Your assignment :: From the bottle.py production guide, reproduce word for word everything from "Using bottle.py in production" down to "from a SimpleTemplate template.".

Excerpt to read ::
═══

Using bottle.py in production
Update: I wrote a post about how to call get_url from within a SimpleTemplate template. The same technique works to make any Python variable or function you want globally accessible by default from a SimpleTemplate template.
This is a quick guide to using bottle.py in a (semi-)production environment with lighttpd. Bottle.py is a super-lightweight (one source file!) web framework for Python which I use for quick, single-purpose web scripts. For example, I have used Bottle.py for small web applications to:
- Monitor CPU and HDD temps
- Provide a quick and easy personal file drop location
- Administer hg repositories
This guide will show some techniques to write a URL-agnostic app in Bottle.py and then deploy it, using FCGI and lighttpd. Requirements:
- python>=2.7
- bottle.py>=0.10
- flup
Bottle.py tips
get_url
Use the get_url
function to write a URL-agnostic app. With get_url
, you can mount your app at any root URL on your server. For example, if your app handles the /viewpost
and /listposts
URLs, and you mount it at http://mywebsite.com/blog/
, the final URLs that you would access from your web browser would be http://mywebsite.com/blog/viewpost
and http://mywebsite.com/blog/listposts
. You can only use get_url
with named routes:
import bottle
app = bottle.default_app()

═══

Extracted entries ::
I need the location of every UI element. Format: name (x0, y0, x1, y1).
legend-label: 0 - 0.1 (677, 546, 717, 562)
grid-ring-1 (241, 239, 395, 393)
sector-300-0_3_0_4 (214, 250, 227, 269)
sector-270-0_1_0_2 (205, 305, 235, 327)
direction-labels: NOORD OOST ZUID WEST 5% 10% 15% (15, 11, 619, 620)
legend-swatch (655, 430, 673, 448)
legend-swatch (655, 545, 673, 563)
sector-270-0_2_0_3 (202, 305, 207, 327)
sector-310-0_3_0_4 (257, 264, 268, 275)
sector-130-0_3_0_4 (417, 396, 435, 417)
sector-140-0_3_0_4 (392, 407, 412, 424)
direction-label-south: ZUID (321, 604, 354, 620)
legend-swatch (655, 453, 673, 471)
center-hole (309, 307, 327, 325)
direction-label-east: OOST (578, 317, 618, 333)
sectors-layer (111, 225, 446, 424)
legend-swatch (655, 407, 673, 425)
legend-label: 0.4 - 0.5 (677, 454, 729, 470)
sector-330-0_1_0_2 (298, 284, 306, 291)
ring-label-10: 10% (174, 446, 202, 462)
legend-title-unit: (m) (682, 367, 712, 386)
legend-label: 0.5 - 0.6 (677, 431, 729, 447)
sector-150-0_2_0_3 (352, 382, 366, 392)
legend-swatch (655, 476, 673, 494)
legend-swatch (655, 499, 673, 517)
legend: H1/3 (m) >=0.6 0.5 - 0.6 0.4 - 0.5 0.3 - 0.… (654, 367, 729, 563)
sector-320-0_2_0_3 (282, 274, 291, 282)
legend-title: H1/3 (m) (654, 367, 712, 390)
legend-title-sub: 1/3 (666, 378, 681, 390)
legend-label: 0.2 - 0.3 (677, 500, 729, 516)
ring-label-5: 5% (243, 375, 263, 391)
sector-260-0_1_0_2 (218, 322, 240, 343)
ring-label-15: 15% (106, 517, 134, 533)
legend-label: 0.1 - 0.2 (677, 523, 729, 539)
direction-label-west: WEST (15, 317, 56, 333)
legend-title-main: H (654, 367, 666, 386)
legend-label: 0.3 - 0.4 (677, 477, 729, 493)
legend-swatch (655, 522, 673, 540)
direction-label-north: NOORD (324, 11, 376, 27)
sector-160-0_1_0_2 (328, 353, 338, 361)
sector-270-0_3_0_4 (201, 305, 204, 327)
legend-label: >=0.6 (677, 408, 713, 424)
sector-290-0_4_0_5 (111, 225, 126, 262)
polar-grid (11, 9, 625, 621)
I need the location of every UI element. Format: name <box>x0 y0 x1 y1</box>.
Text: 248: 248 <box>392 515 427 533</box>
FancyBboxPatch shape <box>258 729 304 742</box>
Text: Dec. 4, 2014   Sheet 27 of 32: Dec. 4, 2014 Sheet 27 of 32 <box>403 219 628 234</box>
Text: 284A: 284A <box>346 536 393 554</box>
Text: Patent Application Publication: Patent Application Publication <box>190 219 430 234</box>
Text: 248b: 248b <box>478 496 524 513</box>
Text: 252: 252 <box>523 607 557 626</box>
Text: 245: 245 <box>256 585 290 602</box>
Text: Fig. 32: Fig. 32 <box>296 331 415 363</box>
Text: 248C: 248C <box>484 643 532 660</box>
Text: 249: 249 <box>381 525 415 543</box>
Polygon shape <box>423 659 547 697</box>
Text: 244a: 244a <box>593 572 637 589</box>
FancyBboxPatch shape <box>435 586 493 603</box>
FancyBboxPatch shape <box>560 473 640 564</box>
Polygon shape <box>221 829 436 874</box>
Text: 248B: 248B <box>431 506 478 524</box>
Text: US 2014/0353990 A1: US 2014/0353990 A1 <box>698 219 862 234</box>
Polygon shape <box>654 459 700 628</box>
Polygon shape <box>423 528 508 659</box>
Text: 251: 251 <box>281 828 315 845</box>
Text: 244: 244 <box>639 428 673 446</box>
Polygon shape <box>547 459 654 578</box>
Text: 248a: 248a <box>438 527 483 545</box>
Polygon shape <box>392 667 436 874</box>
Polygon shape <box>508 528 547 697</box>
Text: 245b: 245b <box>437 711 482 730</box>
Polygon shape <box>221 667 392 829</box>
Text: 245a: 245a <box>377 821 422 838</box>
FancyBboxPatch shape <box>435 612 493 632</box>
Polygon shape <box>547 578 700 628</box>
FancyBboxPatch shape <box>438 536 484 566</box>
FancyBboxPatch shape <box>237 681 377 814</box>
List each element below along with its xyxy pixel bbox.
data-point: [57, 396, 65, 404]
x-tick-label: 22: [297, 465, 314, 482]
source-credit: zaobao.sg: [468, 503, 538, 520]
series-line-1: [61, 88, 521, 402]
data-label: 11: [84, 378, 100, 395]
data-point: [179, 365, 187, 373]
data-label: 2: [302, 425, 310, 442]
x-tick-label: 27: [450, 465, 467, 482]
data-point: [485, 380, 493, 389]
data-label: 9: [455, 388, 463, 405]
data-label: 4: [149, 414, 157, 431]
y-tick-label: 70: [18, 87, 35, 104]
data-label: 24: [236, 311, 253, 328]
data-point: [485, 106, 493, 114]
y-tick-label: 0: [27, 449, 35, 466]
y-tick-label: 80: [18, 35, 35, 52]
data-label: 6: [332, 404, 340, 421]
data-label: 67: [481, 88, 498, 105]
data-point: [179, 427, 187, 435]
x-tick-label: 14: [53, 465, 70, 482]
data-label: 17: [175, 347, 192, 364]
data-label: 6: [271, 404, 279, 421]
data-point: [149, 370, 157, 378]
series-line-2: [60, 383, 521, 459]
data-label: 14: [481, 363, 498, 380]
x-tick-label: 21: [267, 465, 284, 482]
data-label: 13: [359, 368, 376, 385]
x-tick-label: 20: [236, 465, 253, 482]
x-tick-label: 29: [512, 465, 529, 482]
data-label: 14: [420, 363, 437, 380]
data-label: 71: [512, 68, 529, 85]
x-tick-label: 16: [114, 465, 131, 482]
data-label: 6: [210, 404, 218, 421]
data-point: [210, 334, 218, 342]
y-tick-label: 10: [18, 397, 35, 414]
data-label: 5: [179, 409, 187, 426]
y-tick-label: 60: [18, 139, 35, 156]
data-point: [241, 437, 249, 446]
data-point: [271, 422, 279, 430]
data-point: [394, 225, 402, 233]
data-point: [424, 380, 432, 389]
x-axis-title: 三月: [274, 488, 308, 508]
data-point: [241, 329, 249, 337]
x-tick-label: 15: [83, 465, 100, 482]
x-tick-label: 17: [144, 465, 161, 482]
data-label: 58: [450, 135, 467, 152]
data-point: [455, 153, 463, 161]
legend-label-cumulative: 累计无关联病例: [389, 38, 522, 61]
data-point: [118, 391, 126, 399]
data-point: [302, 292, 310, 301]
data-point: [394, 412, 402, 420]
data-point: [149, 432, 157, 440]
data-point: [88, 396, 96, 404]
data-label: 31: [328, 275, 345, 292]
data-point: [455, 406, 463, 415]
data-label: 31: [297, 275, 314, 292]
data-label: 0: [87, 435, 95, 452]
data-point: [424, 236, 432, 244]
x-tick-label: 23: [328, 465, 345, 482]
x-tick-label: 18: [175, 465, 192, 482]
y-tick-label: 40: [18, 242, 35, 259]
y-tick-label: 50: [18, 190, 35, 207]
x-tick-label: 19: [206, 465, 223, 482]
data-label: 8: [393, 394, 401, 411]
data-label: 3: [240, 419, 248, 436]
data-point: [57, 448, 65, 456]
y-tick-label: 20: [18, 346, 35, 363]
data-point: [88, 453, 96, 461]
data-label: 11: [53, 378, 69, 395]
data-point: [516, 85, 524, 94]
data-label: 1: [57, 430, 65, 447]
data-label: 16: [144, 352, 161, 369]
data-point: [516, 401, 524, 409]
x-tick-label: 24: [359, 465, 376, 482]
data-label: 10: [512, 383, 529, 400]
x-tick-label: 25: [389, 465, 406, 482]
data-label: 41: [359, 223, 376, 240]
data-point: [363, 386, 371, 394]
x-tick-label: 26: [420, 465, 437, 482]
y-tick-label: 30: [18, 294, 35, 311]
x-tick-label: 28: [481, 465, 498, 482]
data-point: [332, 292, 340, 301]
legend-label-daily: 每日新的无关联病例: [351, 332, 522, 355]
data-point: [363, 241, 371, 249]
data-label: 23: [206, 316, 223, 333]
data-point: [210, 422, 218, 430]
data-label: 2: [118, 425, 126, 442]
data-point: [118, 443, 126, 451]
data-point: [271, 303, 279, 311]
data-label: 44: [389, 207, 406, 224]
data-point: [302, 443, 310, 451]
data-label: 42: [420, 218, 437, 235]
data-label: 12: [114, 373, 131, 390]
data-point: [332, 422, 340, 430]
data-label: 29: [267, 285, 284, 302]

═══

Written answer ::
Using bottle.py in production
Update: I wrote a post about how to call get_url from within a SimpleTemplate template. The same technique works to make any Python variable or function you want globally accessible by default from a SimpleTemplate template.